--- MATERIAL PROVIDED ---

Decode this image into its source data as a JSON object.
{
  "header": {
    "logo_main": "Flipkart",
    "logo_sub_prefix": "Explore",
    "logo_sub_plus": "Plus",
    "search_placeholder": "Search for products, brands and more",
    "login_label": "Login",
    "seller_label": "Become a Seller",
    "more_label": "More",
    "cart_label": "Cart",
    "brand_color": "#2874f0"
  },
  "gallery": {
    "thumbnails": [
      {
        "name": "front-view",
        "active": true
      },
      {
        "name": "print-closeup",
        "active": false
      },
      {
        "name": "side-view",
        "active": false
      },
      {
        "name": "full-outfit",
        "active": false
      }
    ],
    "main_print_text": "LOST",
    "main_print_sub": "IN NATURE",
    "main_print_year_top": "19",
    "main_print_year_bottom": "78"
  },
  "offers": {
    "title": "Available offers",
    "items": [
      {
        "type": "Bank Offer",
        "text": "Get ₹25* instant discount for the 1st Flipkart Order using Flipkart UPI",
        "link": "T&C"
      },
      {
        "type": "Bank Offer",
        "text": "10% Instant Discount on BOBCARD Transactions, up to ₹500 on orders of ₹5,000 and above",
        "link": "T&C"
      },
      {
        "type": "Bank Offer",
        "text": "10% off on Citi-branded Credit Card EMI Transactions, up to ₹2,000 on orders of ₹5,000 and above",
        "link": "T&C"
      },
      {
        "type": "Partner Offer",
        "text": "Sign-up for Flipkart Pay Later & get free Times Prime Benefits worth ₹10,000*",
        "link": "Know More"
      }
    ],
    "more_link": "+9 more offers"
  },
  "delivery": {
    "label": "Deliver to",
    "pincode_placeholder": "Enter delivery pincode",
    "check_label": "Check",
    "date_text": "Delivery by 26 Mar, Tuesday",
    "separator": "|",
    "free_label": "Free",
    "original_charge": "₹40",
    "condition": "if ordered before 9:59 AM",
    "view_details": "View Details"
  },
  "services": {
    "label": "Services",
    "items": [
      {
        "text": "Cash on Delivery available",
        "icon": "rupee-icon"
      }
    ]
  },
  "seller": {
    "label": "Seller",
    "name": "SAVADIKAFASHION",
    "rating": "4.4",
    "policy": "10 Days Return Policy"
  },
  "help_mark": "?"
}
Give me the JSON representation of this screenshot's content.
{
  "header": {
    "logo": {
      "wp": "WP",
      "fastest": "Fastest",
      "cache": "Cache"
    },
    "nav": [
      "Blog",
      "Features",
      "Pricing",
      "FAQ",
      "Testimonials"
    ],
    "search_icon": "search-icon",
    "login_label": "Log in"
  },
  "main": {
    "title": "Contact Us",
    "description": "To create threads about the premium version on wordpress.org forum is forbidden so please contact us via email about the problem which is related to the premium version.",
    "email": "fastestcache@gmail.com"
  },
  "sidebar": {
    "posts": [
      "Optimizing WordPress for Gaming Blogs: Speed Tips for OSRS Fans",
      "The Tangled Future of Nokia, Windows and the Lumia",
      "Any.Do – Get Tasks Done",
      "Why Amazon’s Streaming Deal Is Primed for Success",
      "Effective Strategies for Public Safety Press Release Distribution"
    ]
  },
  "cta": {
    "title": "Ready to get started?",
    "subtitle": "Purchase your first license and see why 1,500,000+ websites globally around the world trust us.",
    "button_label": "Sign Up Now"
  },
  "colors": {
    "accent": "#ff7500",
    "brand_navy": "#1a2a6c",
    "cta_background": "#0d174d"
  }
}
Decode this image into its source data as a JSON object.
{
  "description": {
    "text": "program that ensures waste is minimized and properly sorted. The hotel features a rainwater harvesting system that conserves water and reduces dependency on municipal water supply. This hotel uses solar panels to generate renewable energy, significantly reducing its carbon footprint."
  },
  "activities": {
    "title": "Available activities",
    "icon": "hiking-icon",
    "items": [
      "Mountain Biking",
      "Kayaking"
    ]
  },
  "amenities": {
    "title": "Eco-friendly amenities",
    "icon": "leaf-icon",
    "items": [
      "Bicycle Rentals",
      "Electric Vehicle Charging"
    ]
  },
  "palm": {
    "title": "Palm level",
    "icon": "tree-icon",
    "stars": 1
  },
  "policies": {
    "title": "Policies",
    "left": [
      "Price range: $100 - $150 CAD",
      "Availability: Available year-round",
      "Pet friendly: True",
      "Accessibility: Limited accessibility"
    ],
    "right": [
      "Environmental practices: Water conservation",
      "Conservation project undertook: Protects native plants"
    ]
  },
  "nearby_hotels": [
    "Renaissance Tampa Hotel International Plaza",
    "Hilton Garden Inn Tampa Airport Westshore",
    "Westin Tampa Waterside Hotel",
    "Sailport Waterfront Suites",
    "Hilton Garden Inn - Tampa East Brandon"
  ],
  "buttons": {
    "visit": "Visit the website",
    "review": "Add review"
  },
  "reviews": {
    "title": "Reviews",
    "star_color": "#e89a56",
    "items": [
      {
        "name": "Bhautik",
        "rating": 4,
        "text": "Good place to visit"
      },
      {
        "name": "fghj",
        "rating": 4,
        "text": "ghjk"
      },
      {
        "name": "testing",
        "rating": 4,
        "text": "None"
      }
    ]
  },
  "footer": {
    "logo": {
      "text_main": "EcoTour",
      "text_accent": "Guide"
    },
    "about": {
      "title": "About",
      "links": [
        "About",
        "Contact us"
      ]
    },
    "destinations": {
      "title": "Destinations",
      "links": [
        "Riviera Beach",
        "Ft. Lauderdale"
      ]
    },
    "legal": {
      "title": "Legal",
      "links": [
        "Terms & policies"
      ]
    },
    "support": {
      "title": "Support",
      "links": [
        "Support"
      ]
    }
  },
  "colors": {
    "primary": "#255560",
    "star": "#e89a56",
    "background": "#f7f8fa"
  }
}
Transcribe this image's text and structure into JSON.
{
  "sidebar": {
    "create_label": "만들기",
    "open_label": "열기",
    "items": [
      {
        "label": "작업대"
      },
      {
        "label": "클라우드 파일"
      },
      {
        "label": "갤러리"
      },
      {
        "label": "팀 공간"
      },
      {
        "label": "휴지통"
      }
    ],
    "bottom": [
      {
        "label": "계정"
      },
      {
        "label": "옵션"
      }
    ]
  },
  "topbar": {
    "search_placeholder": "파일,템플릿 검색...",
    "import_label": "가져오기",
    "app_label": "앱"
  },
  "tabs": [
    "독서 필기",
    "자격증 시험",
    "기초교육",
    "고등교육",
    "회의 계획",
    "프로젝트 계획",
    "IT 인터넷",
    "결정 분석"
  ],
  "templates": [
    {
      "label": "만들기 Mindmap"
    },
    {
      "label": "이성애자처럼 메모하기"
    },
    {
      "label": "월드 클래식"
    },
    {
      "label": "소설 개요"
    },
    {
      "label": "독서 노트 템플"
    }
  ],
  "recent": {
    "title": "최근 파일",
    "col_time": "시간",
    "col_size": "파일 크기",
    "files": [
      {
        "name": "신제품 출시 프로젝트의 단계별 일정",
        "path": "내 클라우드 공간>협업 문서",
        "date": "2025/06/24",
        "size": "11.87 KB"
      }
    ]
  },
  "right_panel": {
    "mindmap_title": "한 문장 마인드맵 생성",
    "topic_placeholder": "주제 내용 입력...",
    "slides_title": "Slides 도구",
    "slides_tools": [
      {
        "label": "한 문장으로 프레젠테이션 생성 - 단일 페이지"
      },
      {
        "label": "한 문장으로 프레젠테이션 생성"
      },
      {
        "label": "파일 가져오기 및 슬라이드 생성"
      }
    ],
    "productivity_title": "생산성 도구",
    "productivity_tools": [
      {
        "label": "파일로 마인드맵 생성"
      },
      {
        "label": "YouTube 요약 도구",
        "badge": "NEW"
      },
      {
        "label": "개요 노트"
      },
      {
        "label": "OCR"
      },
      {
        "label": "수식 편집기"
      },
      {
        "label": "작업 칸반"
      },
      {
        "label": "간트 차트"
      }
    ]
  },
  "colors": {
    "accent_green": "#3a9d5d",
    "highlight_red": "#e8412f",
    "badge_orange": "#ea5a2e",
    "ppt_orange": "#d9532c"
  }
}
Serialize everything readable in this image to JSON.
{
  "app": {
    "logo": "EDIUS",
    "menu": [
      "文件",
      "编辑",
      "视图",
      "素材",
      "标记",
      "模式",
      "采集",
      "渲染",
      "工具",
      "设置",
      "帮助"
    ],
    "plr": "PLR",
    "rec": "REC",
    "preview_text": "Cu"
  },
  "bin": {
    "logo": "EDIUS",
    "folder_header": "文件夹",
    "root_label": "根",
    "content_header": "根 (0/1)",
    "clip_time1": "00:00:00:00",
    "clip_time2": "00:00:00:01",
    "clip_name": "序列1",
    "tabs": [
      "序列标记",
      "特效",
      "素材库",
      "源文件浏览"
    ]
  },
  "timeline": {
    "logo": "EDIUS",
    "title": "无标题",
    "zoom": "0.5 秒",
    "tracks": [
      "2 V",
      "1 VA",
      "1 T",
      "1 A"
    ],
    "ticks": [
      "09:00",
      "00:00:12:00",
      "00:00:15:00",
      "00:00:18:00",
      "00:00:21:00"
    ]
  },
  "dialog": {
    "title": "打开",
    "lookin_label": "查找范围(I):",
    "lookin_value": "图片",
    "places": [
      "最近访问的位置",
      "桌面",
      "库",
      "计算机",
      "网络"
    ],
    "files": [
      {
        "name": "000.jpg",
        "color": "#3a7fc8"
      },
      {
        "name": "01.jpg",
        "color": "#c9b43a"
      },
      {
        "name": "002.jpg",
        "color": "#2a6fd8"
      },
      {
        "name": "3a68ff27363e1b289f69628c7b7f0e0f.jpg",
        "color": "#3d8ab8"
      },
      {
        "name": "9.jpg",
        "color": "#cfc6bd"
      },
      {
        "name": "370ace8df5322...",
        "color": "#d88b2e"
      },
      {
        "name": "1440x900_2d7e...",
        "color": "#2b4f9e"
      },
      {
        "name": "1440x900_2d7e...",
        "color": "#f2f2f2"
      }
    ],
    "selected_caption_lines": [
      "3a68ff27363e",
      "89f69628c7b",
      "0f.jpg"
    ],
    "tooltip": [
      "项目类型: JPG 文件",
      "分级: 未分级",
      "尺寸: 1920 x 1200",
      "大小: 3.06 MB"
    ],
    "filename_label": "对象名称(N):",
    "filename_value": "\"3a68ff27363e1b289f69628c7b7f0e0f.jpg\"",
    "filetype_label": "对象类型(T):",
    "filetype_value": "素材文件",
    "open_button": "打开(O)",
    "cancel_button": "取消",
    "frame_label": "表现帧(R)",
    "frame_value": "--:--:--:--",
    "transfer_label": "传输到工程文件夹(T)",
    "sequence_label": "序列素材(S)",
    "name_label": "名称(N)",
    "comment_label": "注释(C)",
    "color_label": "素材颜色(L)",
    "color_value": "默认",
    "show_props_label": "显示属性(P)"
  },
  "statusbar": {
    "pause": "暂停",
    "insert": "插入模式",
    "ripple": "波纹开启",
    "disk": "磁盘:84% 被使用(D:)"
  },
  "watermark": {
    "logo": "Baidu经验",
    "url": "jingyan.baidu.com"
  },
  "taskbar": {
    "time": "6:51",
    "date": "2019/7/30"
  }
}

---

* _TASK DIRECTIONS_: The answer must consist solely of the number of lines in the entries that contain the word "visit".

* _COMPLETE OUTPUT_: 2